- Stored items
........

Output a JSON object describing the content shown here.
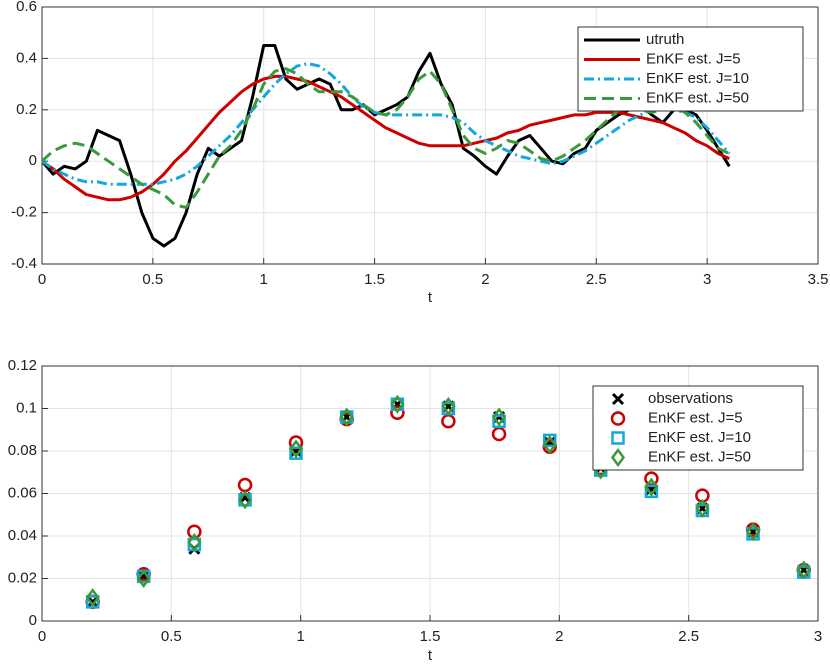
{
  "chart_data": [
    {
      "type": "line",
      "xlabel": "t",
      "xlim": [
        0,
        3.5
      ],
      "ylim": [
        -0.4,
        0.6
      ],
      "xticks": [
        0,
        0.5,
        1,
        1.5,
        2,
        2.5,
        3,
        3.5
      ],
      "yticks": [
        -0.4,
        -0.2,
        0,
        0.2,
        0.4,
        0.6
      ],
      "grid": true,
      "legend": "upper-right",
      "x": [
        0,
        0.05,
        0.1,
        0.15,
        0.2,
        0.25,
        0.3,
        0.35,
        0.4,
        0.45,
        0.5,
        0.55,
        0.6,
        0.65,
        0.7,
        0.75,
        0.8,
        0.85,
        0.9,
        0.95,
        1,
        1.05,
        1.1,
        1.15,
        1.2,
        1.25,
        1.3,
        1.35,
        1.4,
        1.45,
        1.5,
        1.55,
        1.6,
        1.65,
        1.7,
        1.75,
        1.8,
        1.85,
        1.9,
        1.95,
        2,
        2.05,
        2.1,
        2.15,
        2.2,
        2.25,
        2.3,
        2.35,
        2.4,
        2.45,
        2.5,
        2.55,
        2.6,
        2.65,
        2.7,
        2.75,
        2.8,
        2.85,
        2.9,
        2.95,
        3,
        3.05,
        3.1
      ],
      "series": [
        {
          "name": "utruth",
          "color": "#000000",
          "style": "solid",
          "values": [
            0,
            -0.05,
            -0.02,
            -0.03,
            0,
            0.12,
            0.1,
            0.08,
            -0.05,
            -0.2,
            -0.3,
            -0.33,
            -0.3,
            -0.2,
            -0.05,
            0.05,
            0.02,
            0.05,
            0.08,
            0.25,
            0.45,
            0.45,
            0.32,
            0.28,
            0.3,
            0.32,
            0.3,
            0.2,
            0.2,
            0.22,
            0.18,
            0.2,
            0.22,
            0.25,
            0.35,
            0.42,
            0.3,
            0.22,
            0.05,
            0.02,
            -0.02,
            -0.05,
            0.02,
            0.08,
            0.1,
            0.05,
            0,
            -0.01,
            0.03,
            0.05,
            0.12,
            0.15,
            0.18,
            0.2,
            0.22,
            0.18,
            0.15,
            0.2,
            0.2,
            0.18,
            0.12,
            0.05,
            -0.02
          ]
        },
        {
          "name": "EnKF est. J=5",
          "color": "#cc0000",
          "style": "solid",
          "values": [
            0,
            -0.03,
            -0.07,
            -0.1,
            -0.13,
            -0.14,
            -0.15,
            -0.15,
            -0.14,
            -0.12,
            -0.09,
            -0.05,
            0,
            0.04,
            0.09,
            0.14,
            0.19,
            0.23,
            0.27,
            0.3,
            0.32,
            0.33,
            0.33,
            0.32,
            0.31,
            0.29,
            0.27,
            0.25,
            0.22,
            0.19,
            0.16,
            0.13,
            0.11,
            0.09,
            0.07,
            0.06,
            0.06,
            0.06,
            0.06,
            0.07,
            0.08,
            0.09,
            0.11,
            0.12,
            0.14,
            0.15,
            0.16,
            0.17,
            0.18,
            0.18,
            0.19,
            0.19,
            0.19,
            0.18,
            0.17,
            0.16,
            0.15,
            0.13,
            0.11,
            0.08,
            0.06,
            0.03,
            0.01
          ]
        },
        {
          "name": "EnKF est. J=10",
          "color": "#12a8dc",
          "style": "dashdot",
          "values": [
            0,
            -0.03,
            -0.05,
            -0.07,
            -0.08,
            -0.08,
            -0.09,
            -0.09,
            -0.09,
            -0.09,
            -0.09,
            -0.08,
            -0.07,
            -0.05,
            -0.02,
            0.02,
            0.06,
            0.1,
            0.15,
            0.2,
            0.25,
            0.3,
            0.34,
            0.37,
            0.38,
            0.37,
            0.34,
            0.3,
            0.25,
            0.21,
            0.19,
            0.18,
            0.18,
            0.18,
            0.18,
            0.18,
            0.18,
            0.17,
            0.15,
            0.11,
            0.08,
            0.06,
            0.04,
            0.02,
            0.01,
            0,
            -0.01,
            0,
            0.02,
            0.04,
            0.07,
            0.1,
            0.13,
            0.16,
            0.18,
            0.2,
            0.2,
            0.2,
            0.19,
            0.17,
            0.13,
            0.08,
            0.03
          ]
        },
        {
          "name": "EnKF est. J=50",
          "color": "#3a9a3a",
          "style": "dashed",
          "values": [
            0,
            0.04,
            0.06,
            0.07,
            0.06,
            0.03,
            0,
            -0.03,
            -0.06,
            -0.09,
            -0.11,
            -0.13,
            -0.17,
            -0.18,
            -0.12,
            -0.05,
            0.02,
            0.06,
            0.12,
            0.2,
            0.3,
            0.35,
            0.36,
            0.34,
            0.3,
            0.27,
            0.27,
            0.27,
            0.25,
            0.22,
            0.19,
            0.18,
            0.2,
            0.25,
            0.32,
            0.35,
            0.3,
            0.2,
            0.1,
            0.05,
            0.03,
            0.05,
            0.08,
            0.07,
            0.04,
            0.01,
            0,
            0.02,
            0.05,
            0.08,
            0.12,
            0.16,
            0.2,
            0.21,
            0.2,
            0.19,
            0.2,
            0.21,
            0.19,
            0.15,
            0.1,
            0.05,
            0.03
          ]
        }
      ]
    },
    {
      "type": "scatter",
      "xlabel": "t",
      "xlim": [
        0,
        3
      ],
      "ylim": [
        0,
        0.12
      ],
      "xticks": [
        0,
        0.5,
        1,
        1.5,
        2,
        2.5,
        3
      ],
      "yticks": [
        0,
        0.02,
        0.04,
        0.06,
        0.08,
        0.1,
        0.12
      ],
      "grid": true,
      "legend": "upper-right",
      "x": [
        0.196,
        0.393,
        0.589,
        0.785,
        0.982,
        1.178,
        1.374,
        1.571,
        1.767,
        1.963,
        2.16,
        2.356,
        2.553,
        2.749,
        2.945
      ],
      "series": [
        {
          "name": "observations",
          "color": "#000000",
          "marker": "x",
          "values": [
            0.009,
            0.021,
            0.034,
            0.058,
            0.08,
            0.096,
            0.102,
            0.101,
            0.096,
            0.084,
            0.072,
            0.062,
            0.053,
            0.042,
            0.024
          ]
        },
        {
          "name": "EnKF est. J=5",
          "color": "#cc0000",
          "marker": "o",
          "values": [
            0.009,
            0.022,
            0.042,
            0.064,
            0.084,
            0.095,
            0.098,
            0.094,
            0.088,
            0.082,
            0.072,
            0.067,
            0.059,
            0.043,
            0.024
          ]
        },
        {
          "name": "EnKF est. J=10",
          "color": "#12a8dc",
          "marker": "s",
          "values": [
            0.009,
            0.021,
            0.036,
            0.057,
            0.079,
            0.096,
            0.102,
            0.1,
            0.094,
            0.085,
            0.071,
            0.061,
            0.052,
            0.041,
            0.023
          ]
        },
        {
          "name": "EnKF est. J=50",
          "color": "#3a9a3a",
          "marker": "d",
          "values": [
            0.011,
            0.02,
            0.037,
            0.057,
            0.081,
            0.096,
            0.102,
            0.101,
            0.096,
            0.083,
            0.071,
            0.063,
            0.053,
            0.042,
            0.024
          ]
        }
      ]
    }
  ]
}
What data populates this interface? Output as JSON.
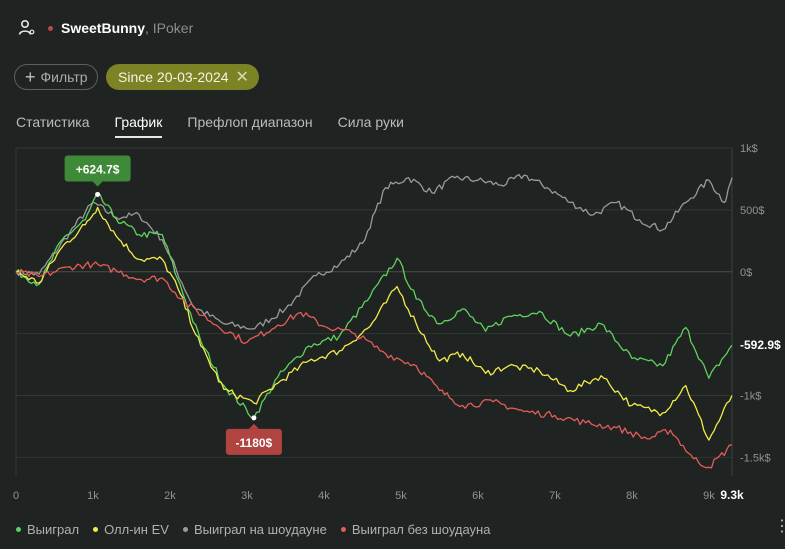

........

- Written exercise
Reproduce all the entries that precede this task, word for word, minus any pictures.

- Full answer
Output a JSON object describing the content shown here.
{
  "chart_data": [
    {
      "type": "line",
      "xlabel": "t",
      "xlim": [
        0,
        3.5
      ],
      "ylim": [
        -0.4,
        0.6
      ],
      "xticks": [
        0,
        0.5,
        1,
        1.5,
        2,
        2.5,
        3,
        3.5
      ],
      "yticks": [
        -0.4,
        -0.2,
        0,
        0.2,
        0.4,
        0.6
      ],
      "grid": true,
      "legend": "upper-right",
      "x": [
        0,
        0.05,
        0.1,
        0.15,
        0.2,
        0.25,
        0.3,
        0.35,
        0.4,
        0.45,
        0.5,
        0.55,
        0.6,
        0.65,
        0.7,
        0.75,
        0.8,
        0.85,
        0.9,
        0.95,
        1,
        1.05,
        1.1,
        1.15,
        1.2,
        1.25,
        1.3,
        1.35,
        1.4,
        1.45,
        1.5,
        1.55,
        1.6,
        1.65,
        1.7,
        1.75,
        1.8,
        1.85,
        1.9,
        1.95,
        2,
        2.05,
        2.1,
        2.15,
        2.2,
        2.25,
        2.3,
        2.35,
        2.4,
        2.45,
        2.5,
        2.55,
        2.6,
        2.65,
        2.7,
        2.75,
        2.8,
        2.85,
        2.9,
        2.95,
        3,
        3.05,
        3.1
      ],
      "series": [
        {
          "name": "utruth",
          "color": "#000000",
          "style": "solid",
          "values": [
            0,
            -0.05,
            -0.02,
            -0.03,
            0,
            0.12,
            0.1,
            0.08,
            -0.05,
            -0.2,
            -0.3,
            -0.33,
            -0.3,
            -0.2,
            -0.05,
            0.05,
            0.02,
            0.05,
            0.08,
            0.25,
            0.45,
            0.45,
            0.32,
            0.28,
            0.3,
            0.32,
            0.3,
            0.2,
            0.2,
            0.22,
            0.18,
            0.2,
            0.22,
            0.25,
            0.35,
            0.42,
            0.3,
            0.22,
            0.05,
            0.02,
            -0.02,
            -0.05,
            0.02,
            0.08,
            0.1,
            0.05,
            0,
            -0.01,
            0.03,
            0.05,
            0.12,
            0.15,
            0.18,
            0.2,
            0.22,
            0.18,
            0.15,
            0.2,
            0.2,
            0.18,
            0.12,
            0.05,
            -0.02
          ]
        },
        {
          "name": "EnKF est. J=5",
          "color": "#cc0000",
          "style": "solid",
          "values": [
            0,
            -0.03,
            -0.07,
            -0.1,
            -0.13,
            -0.14,
            -0.15,
            -0.15,
            -0.14,
            -0.12,
            -0.09,
            -0.05,
            0,
            0.04,
            0.09,
            0.14,
            0.19,
            0.23,
            0.27,
            0.3,
            0.32,
            0.33,
            0.33,
            0.32,
            0.31,
            0.29,
            0.27,
            0.25,
            0.22,
            0.19,
            0.16,
            0.13,
            0.11,
            0.09,
            0.07,
            0.06,
            0.06,
            0.06,
            0.06,
            0.07,
            0.08,
            0.09,
            0.11,
            0.12,
            0.14,
            0.15,
            0.16,
            0.17,
            0.18,
            0.18,
            0.19,
            0.19,
            0.19,
            0.18,
            0.17,
            0.16,
            0.15,
            0.13,
            0.11,
            0.08,
            0.06,
            0.03,
            0.01
          ]
        },
        {
          "name": "EnKF est. J=10",
          "color": "#12a8dc",
          "style": "dashdot",
          "values": [
            0,
            -0.03,
            -0.05,
            -0.07,
            -0.08,
            -0.08,
            -0.09,
            -0.09,
            -0.09,
            -0.09,
            -0.09,
            -0.08,
            -0.07,
            -0.05,
            -0.02,
            0.02,
            0.06,
            0.1,
            0.15,
            0.2,
            0.25,
            0.3,
            0.34,
            0.37,
            0.38,
            0.37,
            0.34,
            0.3,
            0.25,
            0.21,
            0.19,
            0.18,
            0.18,
            0.18,
            0.18,
            0.18,
            0.18,
            0.17,
            0.15,
            0.11,
            0.08,
            0.06,
            0.04,
            0.02,
            0.01,
            0,
            -0.01,
            0,
            0.02,
            0.04,
            0.07,
            0.1,
            0.13,
            0.16,
            0.18,
            0.2,
            0.2,
            0.2,
            0.19,
            0.17,
            0.13,
            0.08,
            0.03
          ]
        },
        {
          "name": "EnKF est. J=50",
          "color": "#3a9a3a",
          "style": "dashed",
          "values": [
            0,
            0.04,
            0.06,
            0.07,
            0.06,
            0.03,
            0,
            -0.03,
            -0.06,
            -0.09,
            -0.11,
            -0.13,
            -0.17,
            -0.18,
            -0.12,
            -0.05,
            0.02,
            0.06,
            0.12,
            0.2,
            0.3,
            0.35,
            0.36,
            0.34,
            0.3,
            0.27,
            0.27,
            0.27,
            0.25,
            0.22,
            0.19,
            0.18,
            0.2,
            0.25,
            0.32,
            0.35,
            0.3,
            0.2,
            0.1,
            0.05,
            0.03,
            0.05,
            0.08,
            0.07,
            0.04,
            0.01,
            0,
            0.02,
            0.05,
            0.08,
            0.12,
            0.16,
            0.2,
            0.21,
            0.2,
            0.19,
            0.2,
            0.21,
            0.19,
            0.15,
            0.1,
            0.05,
            0.03
          ]
        }
      ]
    },
    {
      "type": "scatter",
      "xlabel": "t",
      "xlim": [
        0,
        3
      ],
      "ylim": [
        0,
        0.12
      ],
      "xticks": [
        0,
        0.5,
        1,
        1.5,
        2,
        2.5,
        3
      ],
      "yticks": [
        0,
        0.02,
        0.04,
        0.06,
        0.08,
        0.1,
        0.12
      ],
      "grid": true,
      "legend": "upper-right",
      "x": [
        0.196,
        0.393,
        0.589,
        0.785,
        0.982,
        1.178,
        1.374,
        1.571,
        1.767,
        1.963,
        2.16,
        2.356,
        2.553,
        2.749,
        2.945
      ],
      "series": [
        {
          "name": "observations",
          "color": "#000000",
          "marker": "x",
          "values": [
            0.009,
            0.021,
            0.034,
            0.058,
            0.08,
            0.096,
            0.102,
            0.101,
            0.096,
            0.084,
            0.072,
            0.062,
            0.053,
            0.042,
            0.024
          ]
        },
        {
          "name": "EnKF est. J=5",
          "color": "#cc0000",
          "marker": "o",
          "values": [
            0.009,
            0.022,
            0.042,
            0.064,
            0.084,
            0.095,
            0.098,
            0.094,
            0.088,
            0.082,
            0.072,
            0.067,
            0.059,
            0.043,
            0.024
          ]
        },
        {
          "name": "EnKF est. J=10",
          "color": "#12a8dc",
          "marker": "s",
          "values": [
            0.009,
            0.021,
            0.036,
            0.057,
            0.079,
            0.096,
            0.102,
            0.1,
            0.094,
            0.085,
            0.071,
            0.061,
            0.052,
            0.041,
            0.023
          ]
        },
        {
          "name": "EnKF est. J=50",
          "color": "#3a9a3a",
          "marker": "d",
          "values": [
            0.011,
            0.02,
            0.037,
            0.057,
            0.081,
            0.096,
            0.102,
            0.101,
            0.096,
            0.083,
            0.071,
            0.063,
            0.053,
            0.042,
            0.024
          ]
        }
      ]
    }
  ]
}
What data populates this interface? Output as JSON.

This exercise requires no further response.